*Written instruction*. Seek out every line containing the word "Search", and copy each.

Start of Dataset records

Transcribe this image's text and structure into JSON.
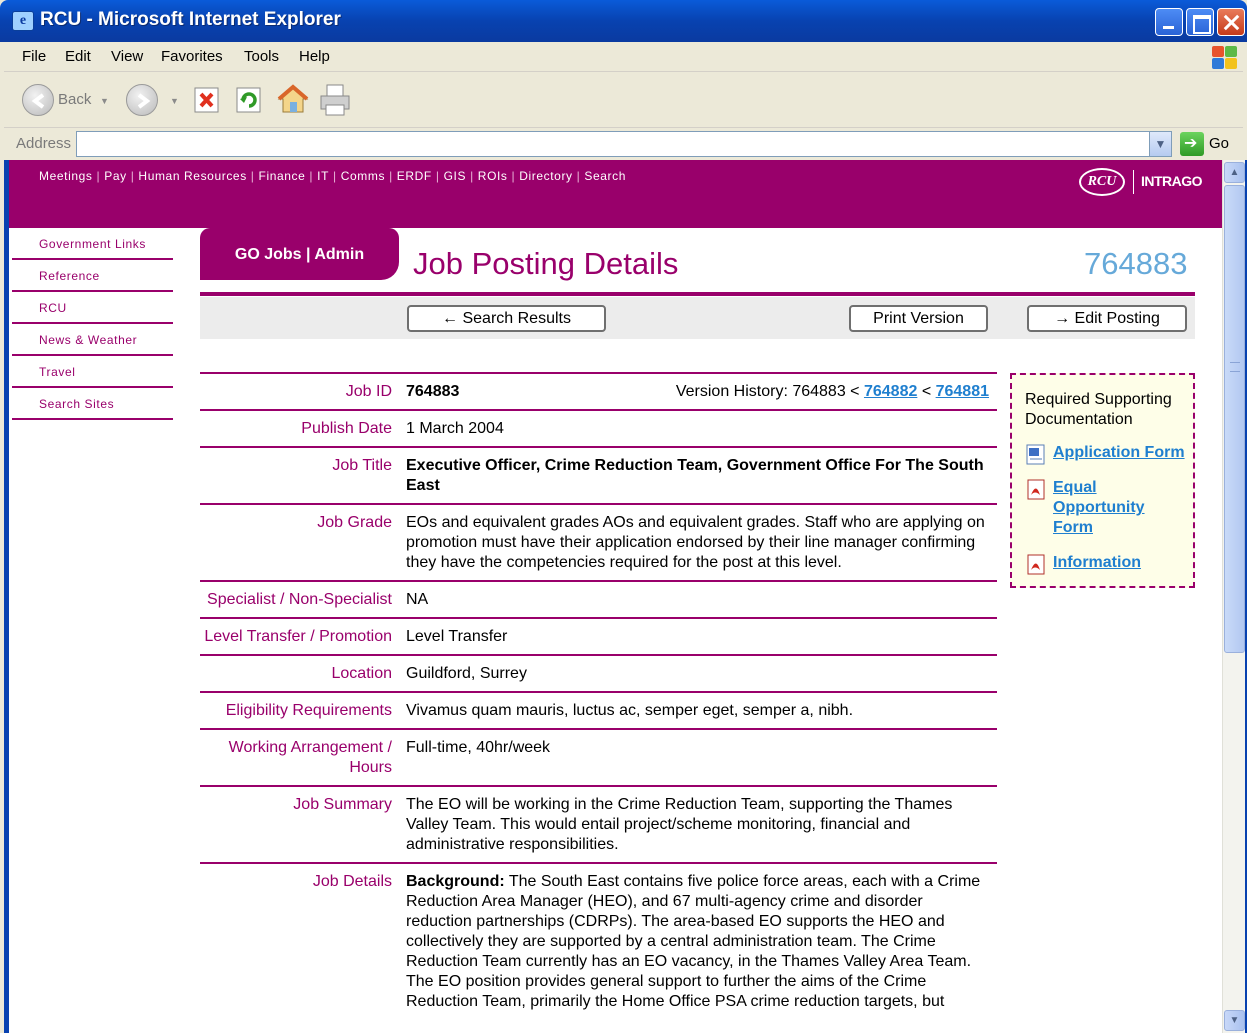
{
  "window": {
    "title": "RCU - Microsoft Internet Explorer"
  },
  "menu": {
    "items": [
      "File",
      "Edit",
      "View",
      "Favorites",
      "Tools",
      "Help"
    ]
  },
  "toolbar": {
    "back_label": "Back"
  },
  "address": {
    "label": "Address",
    "value": "",
    "go_label": "Go"
  },
  "site": {
    "top_nav": [
      "Meetings",
      "Pay",
      "Human Resources",
      "Finance",
      "IT",
      "Comms",
      "ERDF",
      "GIS",
      "ROIs",
      "Directory",
      "Search"
    ],
    "logo": {
      "left": "RCU",
      "right": "INTRAGO"
    },
    "side_nav": [
      "Government Links",
      "Reference",
      "RCU",
      "News & Weather",
      "Travel",
      "Search Sites"
    ]
  },
  "page": {
    "tab": "GO Jobs | Admin",
    "title": "Job Posting Details",
    "job_number": "764883",
    "buttons": {
      "search_results": "← Search Results",
      "print": "Print Version",
      "edit": "→ Edit Posting"
    }
  },
  "fields": {
    "job_id": {
      "label": "Job ID",
      "value": "764883"
    },
    "version_history": {
      "label": "Version History: 764883 <",
      "link1": "764882",
      "sep": "<",
      "link2": "764881"
    },
    "publish_date": {
      "label": "Publish Date",
      "value": "1 March 2004"
    },
    "job_title": {
      "label": "Job Title",
      "value": "Executive Officer, Crime Reduction Team, Government Office For The South East"
    },
    "job_grade": {
      "label": "Job Grade",
      "value": "EOs and equivalent grades AOs and equivalent grades. Staff who are applying on promotion must have their application endorsed by their line manager confirming they have the competencies required for the post at this level."
    },
    "specialist": {
      "label": "Specialist / Non-Specialist",
      "value": "NA"
    },
    "level_transfer": {
      "label": "Level Transfer / Promotion",
      "value": "Level Transfer"
    },
    "location": {
      "label": "Location",
      "value": "Guildford, Surrey"
    },
    "eligibility": {
      "label": "Eligibility Requirements",
      "value": "Vivamus quam mauris, luctus ac, semper eget, semper a, nibh."
    },
    "working": {
      "label": "Working Arrangement / Hours",
      "value": "Full-time, 40hr/week"
    },
    "summary": {
      "label": "Job Summary",
      "value": "The EO will be working in the Crime Reduction Team, supporting the Thames Valley Team. This would entail project/scheme monitoring, financial and administrative responsibilities."
    },
    "details": {
      "label": "Job Details",
      "lead": "Background:",
      "value": " The South East contains five police force areas, each with a Crime Reduction Area Manager (HEO), and 67 multi-agency crime and disorder reduction partnerships (CDRPs). The area-based EO supports the HEO and collectively they are supported by a central administration team. The Crime Reduction Team currently has an EO vacancy, in the Thames Valley Area Team. The EO position provides general support to further the aims of the Crime Reduction Team, primarily the Home Office PSA crime reduction targets, but"
    }
  },
  "docs": {
    "heading": "Required Supporting Documentation",
    "items": [
      {
        "label": "Application Form",
        "icon": "word-doc-icon"
      },
      {
        "label": "Equal Opportunity Form",
        "icon": "pdf-icon"
      },
      {
        "label": "Information",
        "icon": "pdf-icon"
      }
    ]
  },
  "colors": {
    "brand": "#99006b",
    "link": "#1f7fcf",
    "id_blue": "#66a9d9"
  }
}
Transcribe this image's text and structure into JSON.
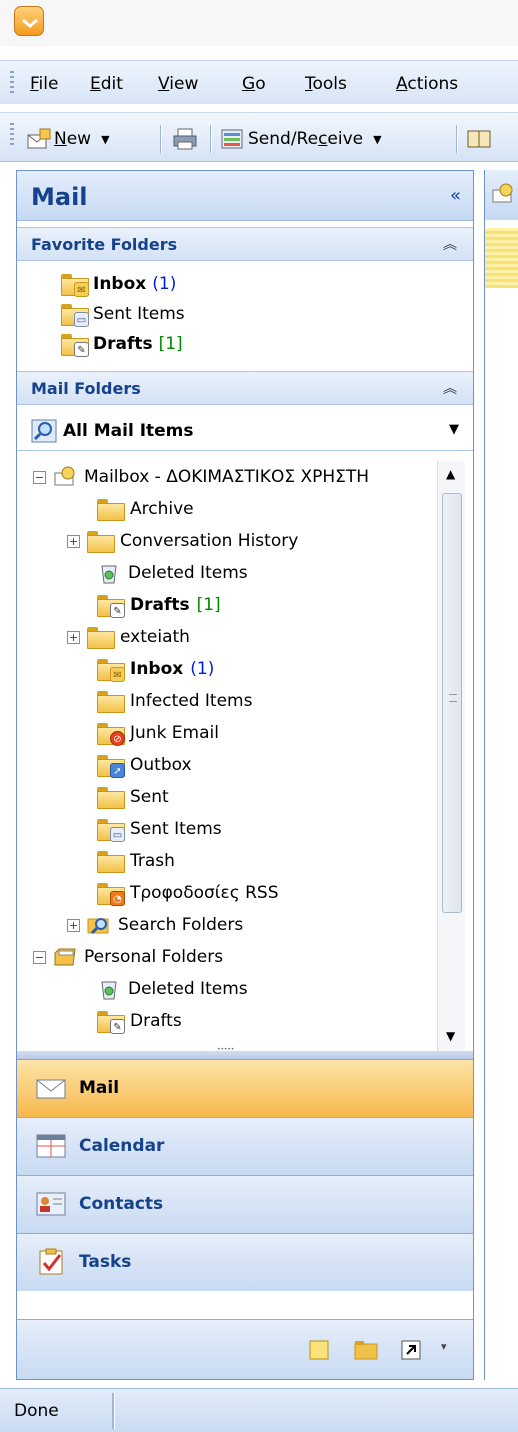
{
  "menu": {
    "items": [
      {
        "pre": "",
        "key": "F",
        "post": "ile"
      },
      {
        "pre": "",
        "key": "E",
        "post": "dit"
      },
      {
        "pre": "",
        "key": "V",
        "post": "iew"
      },
      {
        "pre": "",
        "key": "G",
        "post": "o"
      },
      {
        "pre": "",
        "key": "T",
        "post": "ools"
      },
      {
        "pre": "",
        "key": "A",
        "post": "ctions"
      }
    ]
  },
  "toolbar": {
    "new": {
      "key": "N",
      "post": "ew"
    },
    "send_receive": {
      "pre": "Send/Re",
      "key": "c",
      "post": "eive"
    }
  },
  "nav": {
    "title": "Mail",
    "collapse": "«",
    "favorites": {
      "heading": "Favorite Folders",
      "items": [
        {
          "name": "Inbox",
          "count": "(1)"
        },
        {
          "name": "Sent Items",
          "count": ""
        },
        {
          "name": "Drafts",
          "count": "[1]"
        }
      ]
    },
    "mail_folders": {
      "heading": "Mail Folders",
      "view": "All Mail Items"
    },
    "tree": [
      {
        "label": "Mailbox - ΔΟΚΙΜΑΣΤΙΚΟΣ ΧΡΗΣΤΗ",
        "count": ""
      },
      {
        "label": "Archive",
        "count": ""
      },
      {
        "label": "Conversation History",
        "count": ""
      },
      {
        "label": "Deleted Items",
        "count": ""
      },
      {
        "label": "Drafts",
        "count": "[1]"
      },
      {
        "label": "exteiath",
        "count": ""
      },
      {
        "label": "Inbox",
        "count": "(1)"
      },
      {
        "label": "Infected Items",
        "count": ""
      },
      {
        "label": "Junk Email",
        "count": ""
      },
      {
        "label": "Outbox",
        "count": ""
      },
      {
        "label": "Sent",
        "count": ""
      },
      {
        "label": "Sent Items",
        "count": ""
      },
      {
        "label": "Trash",
        "count": ""
      },
      {
        "label": "Τροφοδοσίες RSS",
        "count": ""
      },
      {
        "label": "Search Folders",
        "count": ""
      },
      {
        "label": "Personal Folders",
        "count": ""
      },
      {
        "label": "Deleted Items",
        "count": ""
      },
      {
        "label": "Drafts",
        "count": ""
      }
    ],
    "buttons": [
      {
        "label": "Mail"
      },
      {
        "label": "Calendar"
      },
      {
        "label": "Contacts"
      },
      {
        "label": "Tasks"
      }
    ]
  },
  "status": {
    "text": "Done"
  },
  "colors": {
    "accent": "#15428b",
    "active_nav": "#f7b84d",
    "count_unread": "#0022cc",
    "count_drafts": "#008800"
  }
}
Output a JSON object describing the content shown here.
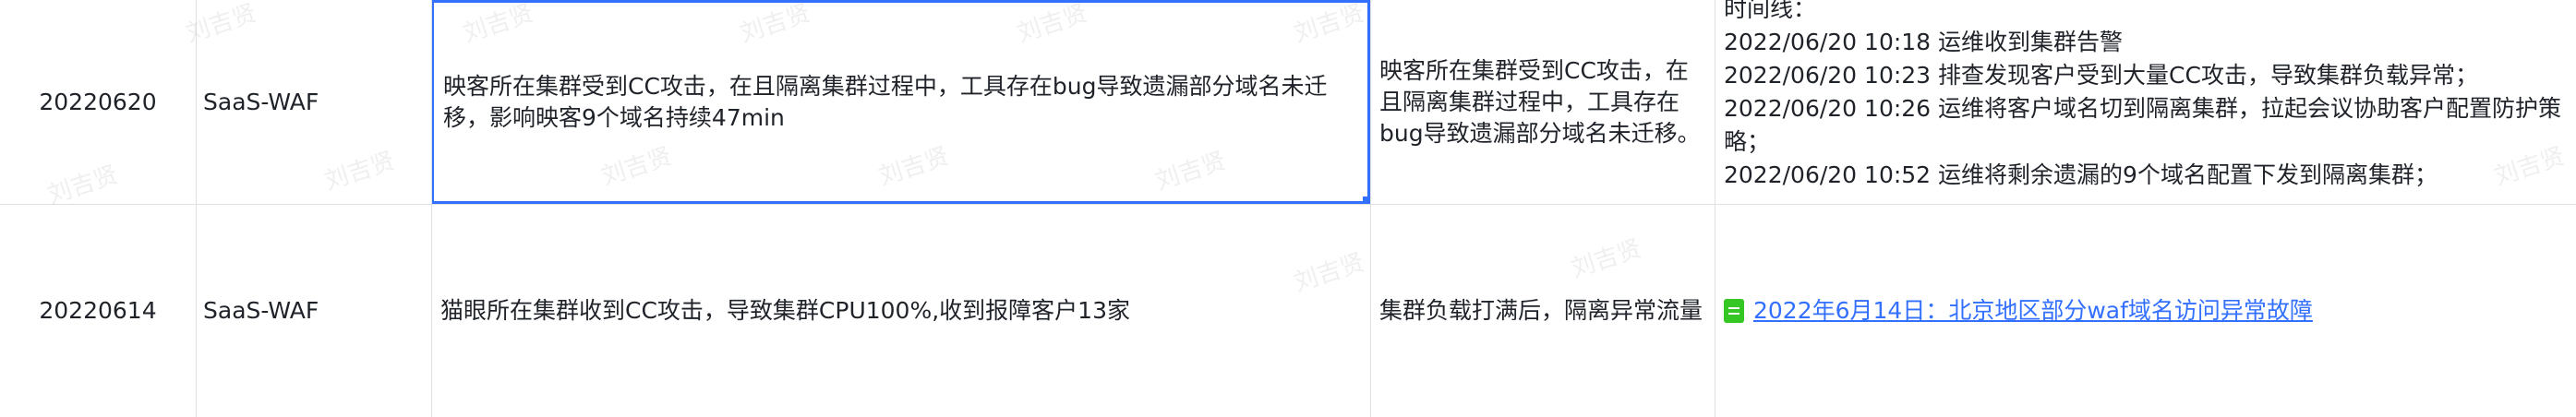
{
  "watermark_text": "刘吉贤",
  "rows": [
    {
      "date": "20220620",
      "product": "SaaS-WAF",
      "description": "映客所在集群受到CC攻击，在且隔离集群过程中，工具存在bug导致遗漏部分域名未迁移，影响映客9个域名持续47min",
      "reason": "映客所在集群受到CC攻击，在且隔离集群过程中，工具存在bug导致遗漏部分域名未迁移。",
      "timeline": [
        "时间线：",
        "2022/06/20 10:18 运维收到集群告警",
        "2022/06/20 10:23 排查发现客户受到大量CC攻击，导致集群负载异常；",
        "2022/06/20 10:26 运维将客户域名切到隔离集群，拉起会议协助客户配置防护策略；",
        "2022/06/20 10:52 运维将剩余遗漏的9个域名配置下发到隔离集群；"
      ]
    },
    {
      "date": "20220614",
      "product": "SaaS-WAF",
      "description": "猫眼所在集群收到CC攻击，导致集群CPU100%,收到报障客户13家",
      "reason": "集群负载打满后，隔离异常流量",
      "doc_link": "2022年6月14日：北京地区部分waf域名访问异常故障",
      "doc_icon": "sheet-doc-icon"
    }
  ],
  "colors": {
    "selection": "#3370ff",
    "link": "#3370ff",
    "grid": "#dee0e3",
    "doc_icon": "#34c724"
  }
}
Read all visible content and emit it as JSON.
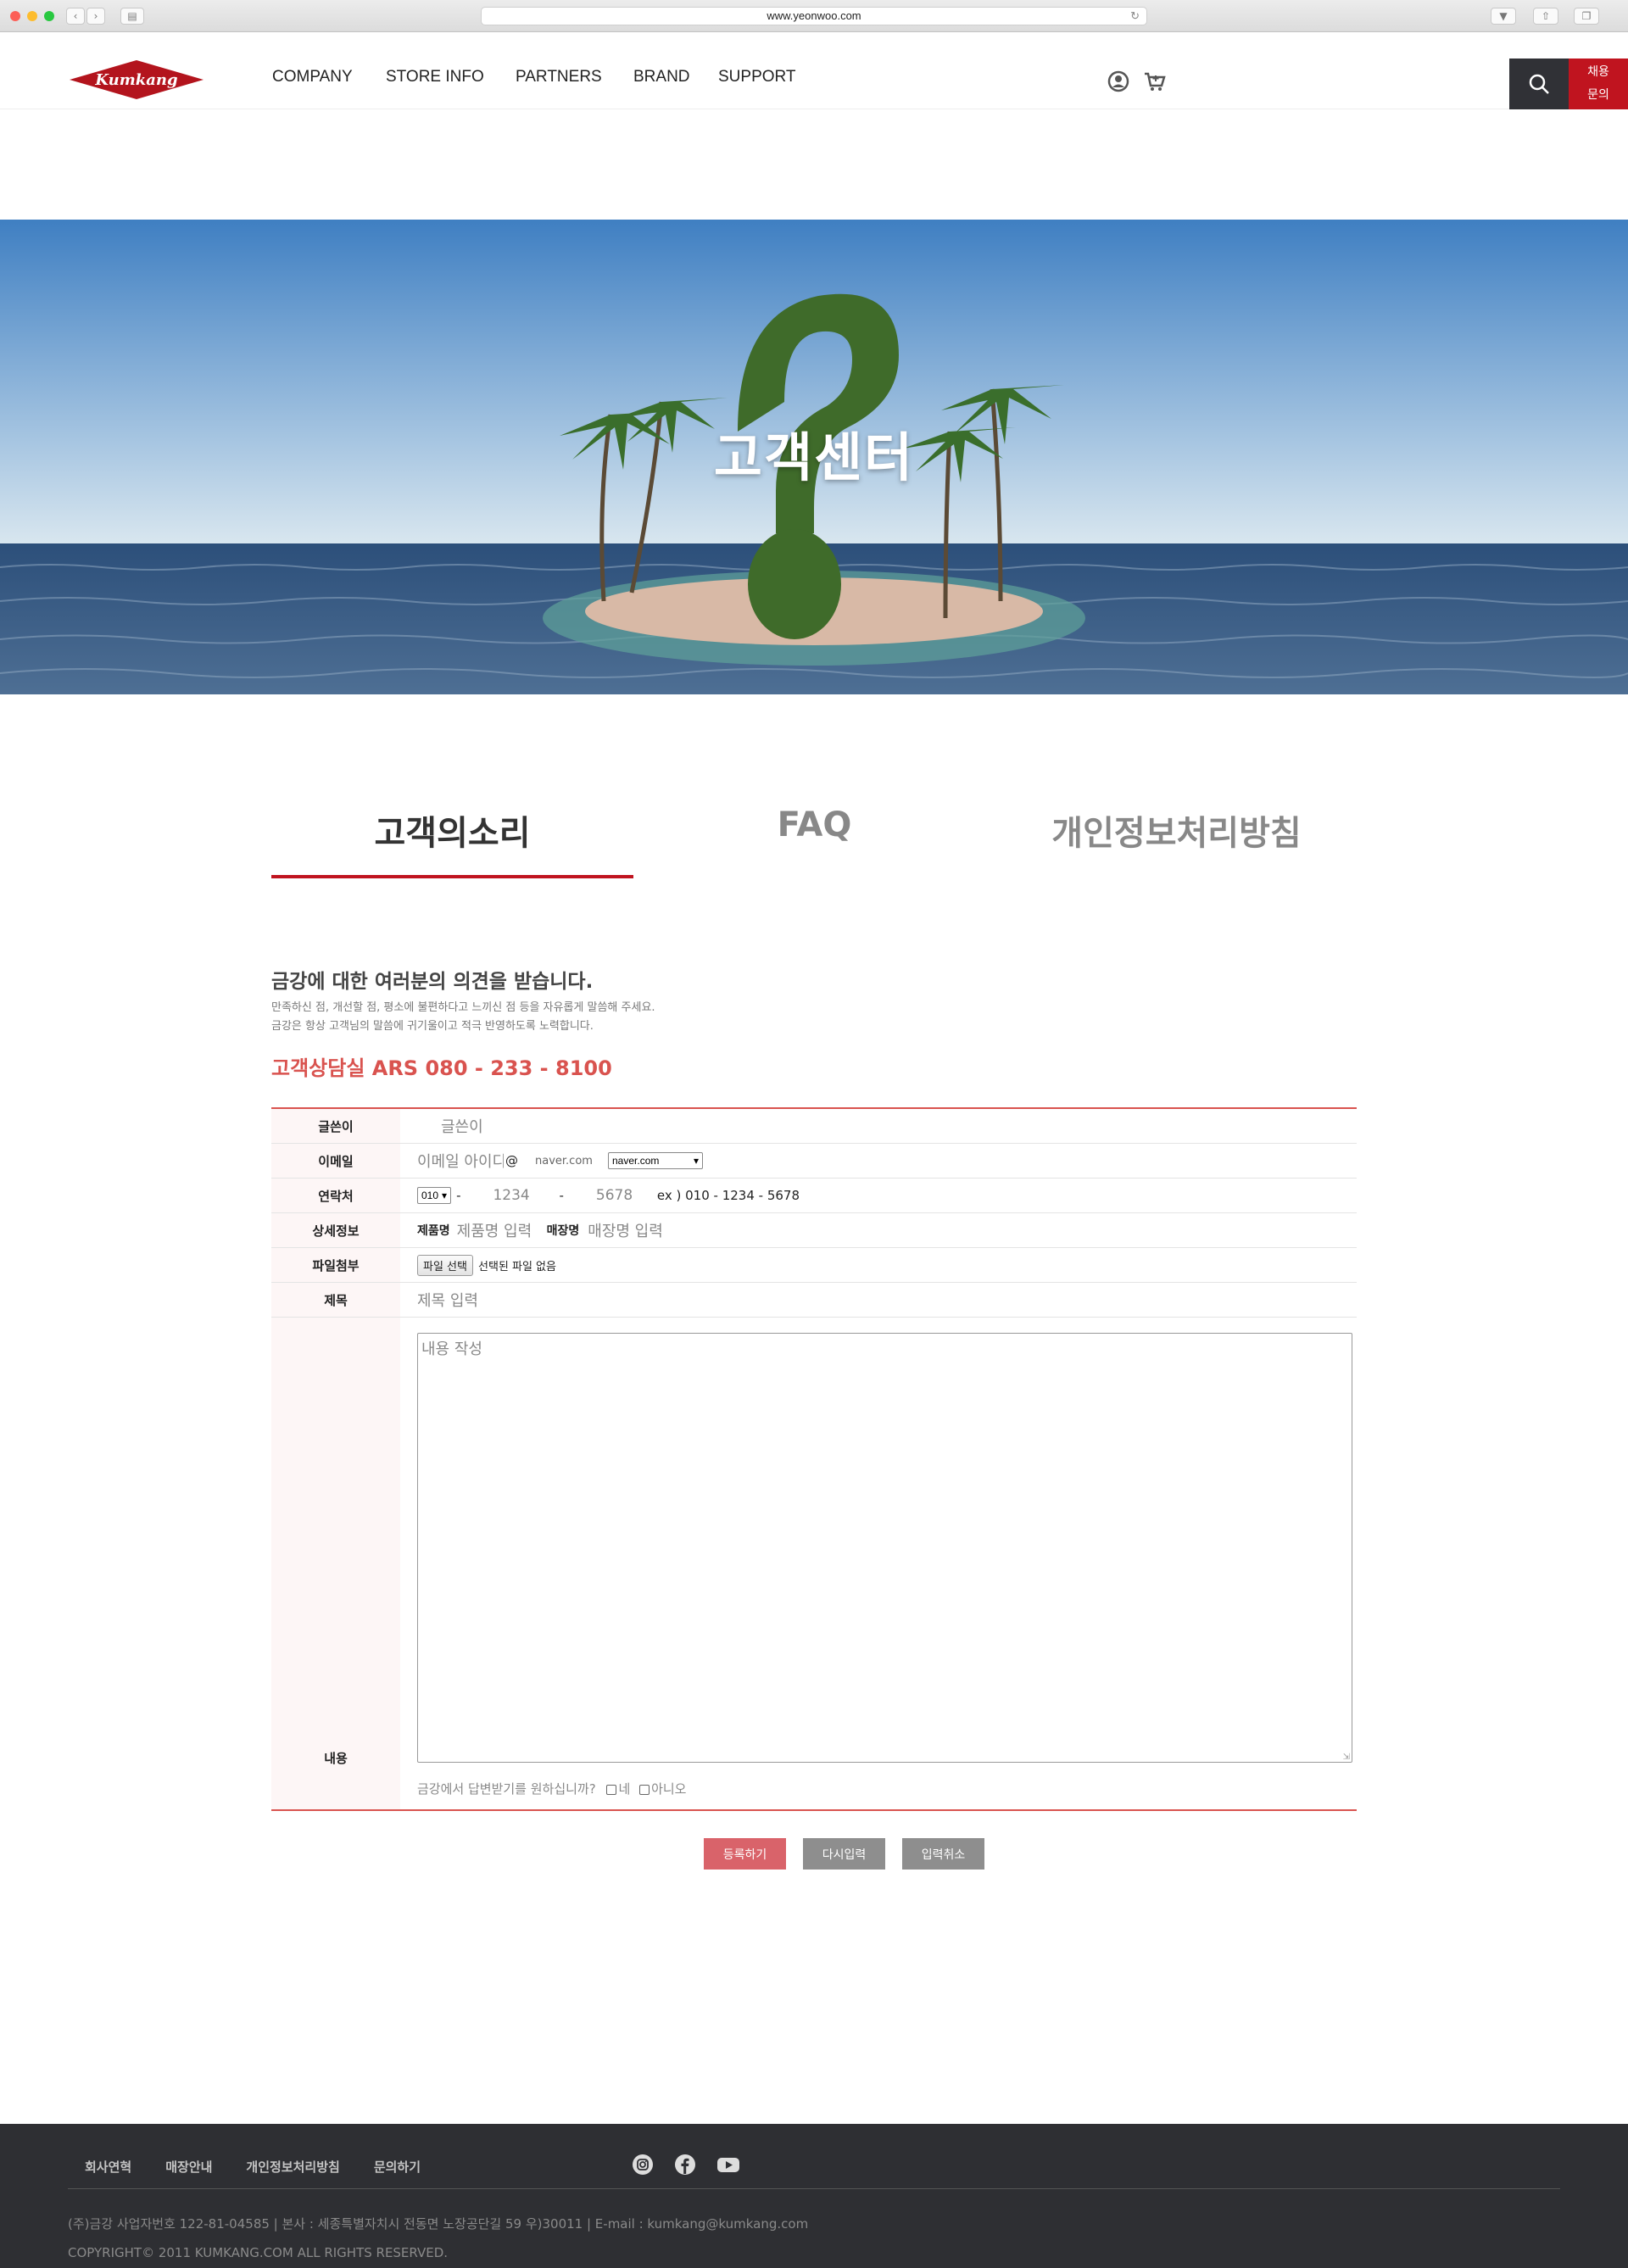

End of Dataset records

*Result of the task*.
      "Search"
      "Search Sites"
      "search_results": "← Search Results",
        "label": "Search Folders",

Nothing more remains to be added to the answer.